**Task data:**
----------
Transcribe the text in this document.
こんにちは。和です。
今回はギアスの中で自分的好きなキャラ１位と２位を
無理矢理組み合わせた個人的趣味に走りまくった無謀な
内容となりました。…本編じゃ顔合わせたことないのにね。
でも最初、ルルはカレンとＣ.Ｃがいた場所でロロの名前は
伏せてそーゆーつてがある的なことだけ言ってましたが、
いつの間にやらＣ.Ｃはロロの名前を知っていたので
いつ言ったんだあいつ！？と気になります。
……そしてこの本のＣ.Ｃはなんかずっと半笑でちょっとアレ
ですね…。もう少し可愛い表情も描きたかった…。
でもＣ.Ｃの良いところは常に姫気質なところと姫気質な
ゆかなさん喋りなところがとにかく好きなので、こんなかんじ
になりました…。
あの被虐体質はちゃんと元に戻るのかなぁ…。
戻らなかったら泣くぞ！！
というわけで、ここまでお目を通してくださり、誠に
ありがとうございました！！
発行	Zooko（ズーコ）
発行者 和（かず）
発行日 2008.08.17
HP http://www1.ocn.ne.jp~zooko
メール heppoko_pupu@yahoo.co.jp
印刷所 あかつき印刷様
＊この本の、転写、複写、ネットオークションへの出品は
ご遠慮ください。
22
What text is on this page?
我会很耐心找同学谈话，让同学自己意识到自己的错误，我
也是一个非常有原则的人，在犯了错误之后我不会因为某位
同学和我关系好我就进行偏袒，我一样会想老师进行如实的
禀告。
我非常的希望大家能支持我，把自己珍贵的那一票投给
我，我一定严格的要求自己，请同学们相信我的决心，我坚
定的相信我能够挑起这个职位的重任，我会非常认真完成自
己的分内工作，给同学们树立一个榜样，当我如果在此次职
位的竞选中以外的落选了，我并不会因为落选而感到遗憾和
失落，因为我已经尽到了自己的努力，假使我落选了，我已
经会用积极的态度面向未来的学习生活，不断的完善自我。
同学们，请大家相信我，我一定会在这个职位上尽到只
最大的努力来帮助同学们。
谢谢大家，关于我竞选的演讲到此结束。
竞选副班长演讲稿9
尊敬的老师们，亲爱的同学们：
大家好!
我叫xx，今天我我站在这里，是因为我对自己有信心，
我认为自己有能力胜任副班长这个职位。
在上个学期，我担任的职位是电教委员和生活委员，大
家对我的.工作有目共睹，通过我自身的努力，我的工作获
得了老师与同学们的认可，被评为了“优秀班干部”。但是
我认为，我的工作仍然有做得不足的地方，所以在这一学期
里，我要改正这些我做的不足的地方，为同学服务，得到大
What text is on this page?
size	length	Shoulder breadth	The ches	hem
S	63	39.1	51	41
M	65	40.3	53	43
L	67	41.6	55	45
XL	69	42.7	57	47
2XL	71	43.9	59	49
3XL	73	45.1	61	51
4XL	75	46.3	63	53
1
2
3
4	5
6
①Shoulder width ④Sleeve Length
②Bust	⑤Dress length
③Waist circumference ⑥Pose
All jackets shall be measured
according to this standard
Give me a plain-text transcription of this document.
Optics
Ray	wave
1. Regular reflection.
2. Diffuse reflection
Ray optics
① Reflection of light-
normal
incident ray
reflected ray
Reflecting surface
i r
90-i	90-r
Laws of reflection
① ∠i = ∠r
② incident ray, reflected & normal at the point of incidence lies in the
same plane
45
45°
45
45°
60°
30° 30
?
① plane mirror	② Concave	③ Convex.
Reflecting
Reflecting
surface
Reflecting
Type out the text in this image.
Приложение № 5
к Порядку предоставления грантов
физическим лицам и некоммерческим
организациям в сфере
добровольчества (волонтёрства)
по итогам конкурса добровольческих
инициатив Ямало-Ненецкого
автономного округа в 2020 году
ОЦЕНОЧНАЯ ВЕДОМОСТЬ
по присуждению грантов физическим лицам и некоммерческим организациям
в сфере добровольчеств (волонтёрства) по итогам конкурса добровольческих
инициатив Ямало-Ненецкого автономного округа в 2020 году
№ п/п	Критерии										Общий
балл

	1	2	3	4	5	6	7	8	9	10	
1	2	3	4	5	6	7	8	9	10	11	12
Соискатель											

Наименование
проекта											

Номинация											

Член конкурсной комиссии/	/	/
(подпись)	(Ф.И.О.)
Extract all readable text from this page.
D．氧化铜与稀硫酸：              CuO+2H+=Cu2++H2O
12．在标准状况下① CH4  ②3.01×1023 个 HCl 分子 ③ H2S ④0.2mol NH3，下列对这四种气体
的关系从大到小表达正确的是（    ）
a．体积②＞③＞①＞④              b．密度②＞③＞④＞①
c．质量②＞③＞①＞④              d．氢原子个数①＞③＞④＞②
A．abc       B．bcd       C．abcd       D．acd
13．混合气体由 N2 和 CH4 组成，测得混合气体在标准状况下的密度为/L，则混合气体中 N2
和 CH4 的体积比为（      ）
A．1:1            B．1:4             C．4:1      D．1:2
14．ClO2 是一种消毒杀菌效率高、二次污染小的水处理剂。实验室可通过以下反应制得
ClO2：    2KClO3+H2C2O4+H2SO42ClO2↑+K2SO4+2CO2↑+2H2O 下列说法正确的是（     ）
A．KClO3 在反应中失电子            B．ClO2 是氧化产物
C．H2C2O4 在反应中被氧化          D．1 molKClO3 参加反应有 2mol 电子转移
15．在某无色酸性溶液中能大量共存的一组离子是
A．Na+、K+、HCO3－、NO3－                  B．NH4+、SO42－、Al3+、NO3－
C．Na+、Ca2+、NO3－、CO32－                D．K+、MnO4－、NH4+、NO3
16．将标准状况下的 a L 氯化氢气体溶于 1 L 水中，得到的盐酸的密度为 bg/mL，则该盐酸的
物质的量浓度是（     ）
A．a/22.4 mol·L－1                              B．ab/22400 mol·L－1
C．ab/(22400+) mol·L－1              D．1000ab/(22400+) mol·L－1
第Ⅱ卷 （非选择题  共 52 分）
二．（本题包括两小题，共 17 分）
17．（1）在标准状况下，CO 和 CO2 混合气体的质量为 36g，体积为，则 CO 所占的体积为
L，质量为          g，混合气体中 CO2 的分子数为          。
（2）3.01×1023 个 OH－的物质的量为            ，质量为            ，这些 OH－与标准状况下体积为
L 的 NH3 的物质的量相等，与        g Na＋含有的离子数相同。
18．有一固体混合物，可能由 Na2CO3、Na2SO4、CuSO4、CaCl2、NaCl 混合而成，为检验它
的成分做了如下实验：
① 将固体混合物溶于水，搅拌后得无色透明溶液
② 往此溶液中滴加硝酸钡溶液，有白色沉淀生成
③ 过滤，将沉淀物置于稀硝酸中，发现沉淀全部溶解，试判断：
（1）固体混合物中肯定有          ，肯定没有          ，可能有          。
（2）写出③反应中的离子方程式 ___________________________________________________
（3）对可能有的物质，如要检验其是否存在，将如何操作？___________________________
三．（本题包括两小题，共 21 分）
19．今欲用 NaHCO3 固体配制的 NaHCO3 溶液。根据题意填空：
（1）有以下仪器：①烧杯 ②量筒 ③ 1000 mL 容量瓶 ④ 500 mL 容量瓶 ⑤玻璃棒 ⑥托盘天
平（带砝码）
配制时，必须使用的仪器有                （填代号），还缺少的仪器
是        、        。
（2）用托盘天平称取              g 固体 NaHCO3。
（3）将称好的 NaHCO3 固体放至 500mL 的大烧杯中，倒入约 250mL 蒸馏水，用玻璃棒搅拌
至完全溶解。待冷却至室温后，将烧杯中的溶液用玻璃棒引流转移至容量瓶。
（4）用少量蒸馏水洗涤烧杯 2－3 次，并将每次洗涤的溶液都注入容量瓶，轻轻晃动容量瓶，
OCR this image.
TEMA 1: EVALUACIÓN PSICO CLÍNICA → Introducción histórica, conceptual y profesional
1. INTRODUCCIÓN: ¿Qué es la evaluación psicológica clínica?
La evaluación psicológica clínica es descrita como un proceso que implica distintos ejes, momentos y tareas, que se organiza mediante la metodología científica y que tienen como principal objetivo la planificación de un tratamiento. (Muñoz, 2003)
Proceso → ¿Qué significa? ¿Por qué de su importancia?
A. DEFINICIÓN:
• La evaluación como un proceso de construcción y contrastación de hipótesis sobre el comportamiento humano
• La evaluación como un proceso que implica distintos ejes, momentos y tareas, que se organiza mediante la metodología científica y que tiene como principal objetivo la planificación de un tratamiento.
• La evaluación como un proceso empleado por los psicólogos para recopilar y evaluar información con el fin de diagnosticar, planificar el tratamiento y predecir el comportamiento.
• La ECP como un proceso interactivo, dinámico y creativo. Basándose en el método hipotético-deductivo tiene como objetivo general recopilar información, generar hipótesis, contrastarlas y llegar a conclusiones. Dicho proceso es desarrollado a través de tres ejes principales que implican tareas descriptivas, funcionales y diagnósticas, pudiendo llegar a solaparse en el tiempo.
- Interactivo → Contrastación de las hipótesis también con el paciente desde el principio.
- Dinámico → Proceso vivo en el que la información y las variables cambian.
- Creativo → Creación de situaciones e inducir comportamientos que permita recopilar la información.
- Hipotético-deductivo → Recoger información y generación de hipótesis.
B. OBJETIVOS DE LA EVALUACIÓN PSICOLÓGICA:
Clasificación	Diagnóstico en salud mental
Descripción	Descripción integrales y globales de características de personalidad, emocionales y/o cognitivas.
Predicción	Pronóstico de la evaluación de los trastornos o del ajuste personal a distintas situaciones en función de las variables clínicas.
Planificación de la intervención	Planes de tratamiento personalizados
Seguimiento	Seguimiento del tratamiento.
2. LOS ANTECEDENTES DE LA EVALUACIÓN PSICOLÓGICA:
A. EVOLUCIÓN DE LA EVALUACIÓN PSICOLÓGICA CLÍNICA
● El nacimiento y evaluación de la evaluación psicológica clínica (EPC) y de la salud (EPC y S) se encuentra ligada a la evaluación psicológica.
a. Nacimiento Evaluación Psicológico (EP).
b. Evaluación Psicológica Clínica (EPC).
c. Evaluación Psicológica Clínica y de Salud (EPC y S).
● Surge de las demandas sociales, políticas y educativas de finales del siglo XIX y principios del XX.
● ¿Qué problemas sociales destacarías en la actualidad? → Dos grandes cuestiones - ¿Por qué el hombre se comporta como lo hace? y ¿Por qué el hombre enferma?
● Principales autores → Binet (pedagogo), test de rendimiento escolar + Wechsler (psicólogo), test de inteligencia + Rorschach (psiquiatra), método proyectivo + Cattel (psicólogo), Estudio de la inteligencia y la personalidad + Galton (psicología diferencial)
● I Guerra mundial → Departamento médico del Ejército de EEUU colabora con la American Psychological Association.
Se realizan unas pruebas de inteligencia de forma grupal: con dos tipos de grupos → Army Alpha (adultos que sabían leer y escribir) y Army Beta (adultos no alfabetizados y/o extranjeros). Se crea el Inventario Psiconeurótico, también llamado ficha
----------
**Stated task:**
Copy all lines from the material that include "Ненецкого".

**Completed exercise:**
инициатив Ямало-Ненецкого
инициатив Ямало-Ненецкого автономного округа в 2020 году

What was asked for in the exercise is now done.